══ Data for this task
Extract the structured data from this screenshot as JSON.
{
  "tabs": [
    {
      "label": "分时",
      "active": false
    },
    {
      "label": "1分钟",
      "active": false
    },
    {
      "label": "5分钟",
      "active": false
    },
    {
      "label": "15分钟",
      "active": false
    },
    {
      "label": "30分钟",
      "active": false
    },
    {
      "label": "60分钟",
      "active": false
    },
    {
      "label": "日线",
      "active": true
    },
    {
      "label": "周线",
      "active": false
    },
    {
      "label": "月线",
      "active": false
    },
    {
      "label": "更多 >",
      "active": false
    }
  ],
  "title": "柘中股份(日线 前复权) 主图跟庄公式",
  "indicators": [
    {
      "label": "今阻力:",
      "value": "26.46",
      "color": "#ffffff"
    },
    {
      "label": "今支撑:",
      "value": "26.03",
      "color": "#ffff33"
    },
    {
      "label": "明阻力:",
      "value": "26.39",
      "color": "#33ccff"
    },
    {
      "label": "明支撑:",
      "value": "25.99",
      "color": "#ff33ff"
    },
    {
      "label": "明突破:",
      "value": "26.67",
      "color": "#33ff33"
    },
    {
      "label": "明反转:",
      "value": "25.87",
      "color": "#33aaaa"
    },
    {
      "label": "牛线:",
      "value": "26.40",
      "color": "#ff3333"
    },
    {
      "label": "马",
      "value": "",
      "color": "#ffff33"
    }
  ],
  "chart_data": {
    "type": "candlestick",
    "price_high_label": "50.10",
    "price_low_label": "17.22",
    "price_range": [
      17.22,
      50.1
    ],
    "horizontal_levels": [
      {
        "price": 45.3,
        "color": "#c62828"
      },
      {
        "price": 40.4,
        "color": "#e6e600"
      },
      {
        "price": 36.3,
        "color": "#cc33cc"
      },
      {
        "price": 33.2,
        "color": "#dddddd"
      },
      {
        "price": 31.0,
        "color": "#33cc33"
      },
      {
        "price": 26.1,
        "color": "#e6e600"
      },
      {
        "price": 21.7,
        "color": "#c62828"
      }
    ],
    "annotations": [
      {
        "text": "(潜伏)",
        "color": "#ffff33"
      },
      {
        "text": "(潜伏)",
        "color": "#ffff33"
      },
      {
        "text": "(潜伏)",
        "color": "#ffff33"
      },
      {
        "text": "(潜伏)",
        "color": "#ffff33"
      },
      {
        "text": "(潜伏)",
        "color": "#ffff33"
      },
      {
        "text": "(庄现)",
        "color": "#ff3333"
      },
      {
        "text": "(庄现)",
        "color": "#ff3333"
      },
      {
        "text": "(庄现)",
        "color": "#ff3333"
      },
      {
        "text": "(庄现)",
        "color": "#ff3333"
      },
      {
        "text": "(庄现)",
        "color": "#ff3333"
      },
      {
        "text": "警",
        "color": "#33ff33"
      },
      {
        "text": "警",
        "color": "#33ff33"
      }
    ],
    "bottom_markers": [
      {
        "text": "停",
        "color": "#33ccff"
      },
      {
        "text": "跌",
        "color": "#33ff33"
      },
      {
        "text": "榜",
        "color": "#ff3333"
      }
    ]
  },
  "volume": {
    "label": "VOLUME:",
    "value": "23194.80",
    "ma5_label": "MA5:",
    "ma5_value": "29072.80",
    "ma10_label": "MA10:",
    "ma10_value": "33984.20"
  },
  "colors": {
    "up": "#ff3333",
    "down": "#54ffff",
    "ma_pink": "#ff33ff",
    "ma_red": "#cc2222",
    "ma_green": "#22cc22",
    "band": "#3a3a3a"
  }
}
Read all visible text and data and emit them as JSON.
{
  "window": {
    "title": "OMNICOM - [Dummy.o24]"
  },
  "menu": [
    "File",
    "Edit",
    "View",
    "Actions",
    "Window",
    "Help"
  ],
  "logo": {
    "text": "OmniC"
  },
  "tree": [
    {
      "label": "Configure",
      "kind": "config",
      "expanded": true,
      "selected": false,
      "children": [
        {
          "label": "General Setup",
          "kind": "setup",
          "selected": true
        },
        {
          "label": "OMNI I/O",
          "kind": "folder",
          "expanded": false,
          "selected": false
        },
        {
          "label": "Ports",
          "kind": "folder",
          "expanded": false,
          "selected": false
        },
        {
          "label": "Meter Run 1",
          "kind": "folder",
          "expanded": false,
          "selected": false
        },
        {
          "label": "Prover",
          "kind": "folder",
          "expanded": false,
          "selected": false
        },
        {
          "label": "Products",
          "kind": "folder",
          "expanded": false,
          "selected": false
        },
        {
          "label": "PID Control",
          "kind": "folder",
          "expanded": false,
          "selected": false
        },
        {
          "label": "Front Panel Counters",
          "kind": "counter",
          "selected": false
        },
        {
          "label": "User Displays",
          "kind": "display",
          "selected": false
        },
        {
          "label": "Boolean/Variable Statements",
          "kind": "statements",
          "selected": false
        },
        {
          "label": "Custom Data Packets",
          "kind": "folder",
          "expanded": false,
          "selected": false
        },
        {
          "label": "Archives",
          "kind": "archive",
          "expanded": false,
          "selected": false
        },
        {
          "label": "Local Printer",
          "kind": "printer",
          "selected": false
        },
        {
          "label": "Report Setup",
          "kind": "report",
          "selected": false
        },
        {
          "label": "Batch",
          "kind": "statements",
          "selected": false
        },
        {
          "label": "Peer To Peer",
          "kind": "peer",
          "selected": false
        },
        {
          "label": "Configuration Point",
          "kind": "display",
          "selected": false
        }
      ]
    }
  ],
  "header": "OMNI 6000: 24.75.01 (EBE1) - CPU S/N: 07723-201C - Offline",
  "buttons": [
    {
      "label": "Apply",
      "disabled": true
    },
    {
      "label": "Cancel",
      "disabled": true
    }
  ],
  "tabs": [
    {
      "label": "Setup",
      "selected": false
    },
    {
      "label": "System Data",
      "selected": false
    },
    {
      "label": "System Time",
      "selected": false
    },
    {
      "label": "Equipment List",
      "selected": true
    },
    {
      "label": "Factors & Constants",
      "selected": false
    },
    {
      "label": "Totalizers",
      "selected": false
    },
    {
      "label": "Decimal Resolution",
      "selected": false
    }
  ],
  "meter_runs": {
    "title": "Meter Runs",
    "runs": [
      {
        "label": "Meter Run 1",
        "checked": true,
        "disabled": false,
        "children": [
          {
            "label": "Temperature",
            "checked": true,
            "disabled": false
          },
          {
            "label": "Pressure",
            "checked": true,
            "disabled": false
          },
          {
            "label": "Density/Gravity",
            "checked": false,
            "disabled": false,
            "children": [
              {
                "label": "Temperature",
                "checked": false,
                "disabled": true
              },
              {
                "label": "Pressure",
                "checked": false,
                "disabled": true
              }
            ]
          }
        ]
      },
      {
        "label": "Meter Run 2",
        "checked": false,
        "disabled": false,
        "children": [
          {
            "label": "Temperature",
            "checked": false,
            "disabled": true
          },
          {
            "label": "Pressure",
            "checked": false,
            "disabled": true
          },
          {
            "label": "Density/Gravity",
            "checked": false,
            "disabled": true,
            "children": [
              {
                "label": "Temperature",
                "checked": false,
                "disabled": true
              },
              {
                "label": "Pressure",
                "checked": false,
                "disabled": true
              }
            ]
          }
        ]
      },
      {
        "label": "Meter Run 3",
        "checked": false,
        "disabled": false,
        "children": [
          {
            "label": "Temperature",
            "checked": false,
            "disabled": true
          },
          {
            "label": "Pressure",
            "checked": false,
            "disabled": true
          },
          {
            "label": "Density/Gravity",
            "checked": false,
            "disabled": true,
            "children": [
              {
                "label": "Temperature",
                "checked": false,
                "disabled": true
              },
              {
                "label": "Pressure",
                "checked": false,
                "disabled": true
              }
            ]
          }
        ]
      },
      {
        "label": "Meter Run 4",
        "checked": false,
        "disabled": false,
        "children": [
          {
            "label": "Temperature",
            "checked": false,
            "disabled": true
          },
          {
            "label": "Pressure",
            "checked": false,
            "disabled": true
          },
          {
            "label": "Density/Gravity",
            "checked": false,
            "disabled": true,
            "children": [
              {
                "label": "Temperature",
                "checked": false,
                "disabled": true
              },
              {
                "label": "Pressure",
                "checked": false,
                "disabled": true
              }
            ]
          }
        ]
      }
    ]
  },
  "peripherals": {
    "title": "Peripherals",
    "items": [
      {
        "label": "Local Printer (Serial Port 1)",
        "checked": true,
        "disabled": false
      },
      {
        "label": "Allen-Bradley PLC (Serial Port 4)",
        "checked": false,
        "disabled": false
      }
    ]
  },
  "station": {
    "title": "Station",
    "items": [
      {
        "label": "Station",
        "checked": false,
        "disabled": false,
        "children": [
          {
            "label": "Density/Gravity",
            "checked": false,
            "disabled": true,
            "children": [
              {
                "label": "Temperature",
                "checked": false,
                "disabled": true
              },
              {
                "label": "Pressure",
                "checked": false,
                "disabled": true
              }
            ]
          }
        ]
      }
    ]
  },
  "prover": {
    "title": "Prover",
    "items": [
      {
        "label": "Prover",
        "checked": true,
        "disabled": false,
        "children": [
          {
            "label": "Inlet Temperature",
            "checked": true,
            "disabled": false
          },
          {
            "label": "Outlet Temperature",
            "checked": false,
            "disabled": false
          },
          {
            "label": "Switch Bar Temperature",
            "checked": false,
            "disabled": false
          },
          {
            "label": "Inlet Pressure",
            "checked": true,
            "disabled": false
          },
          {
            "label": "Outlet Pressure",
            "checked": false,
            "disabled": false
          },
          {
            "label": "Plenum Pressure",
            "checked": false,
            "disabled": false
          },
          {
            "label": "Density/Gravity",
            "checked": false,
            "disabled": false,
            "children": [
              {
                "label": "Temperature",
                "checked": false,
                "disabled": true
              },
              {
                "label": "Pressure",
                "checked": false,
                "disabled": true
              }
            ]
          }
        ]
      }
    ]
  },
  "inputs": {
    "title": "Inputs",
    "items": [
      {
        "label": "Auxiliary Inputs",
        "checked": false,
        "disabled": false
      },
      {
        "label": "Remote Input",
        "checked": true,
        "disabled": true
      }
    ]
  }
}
════
== Exercise goal ==
Copy out every line of the material above that mentions the word "JSON".

== Correct result ==
Extract the structured data from this screenshot as JSON.
Read all visible text and data and emit them as JSON.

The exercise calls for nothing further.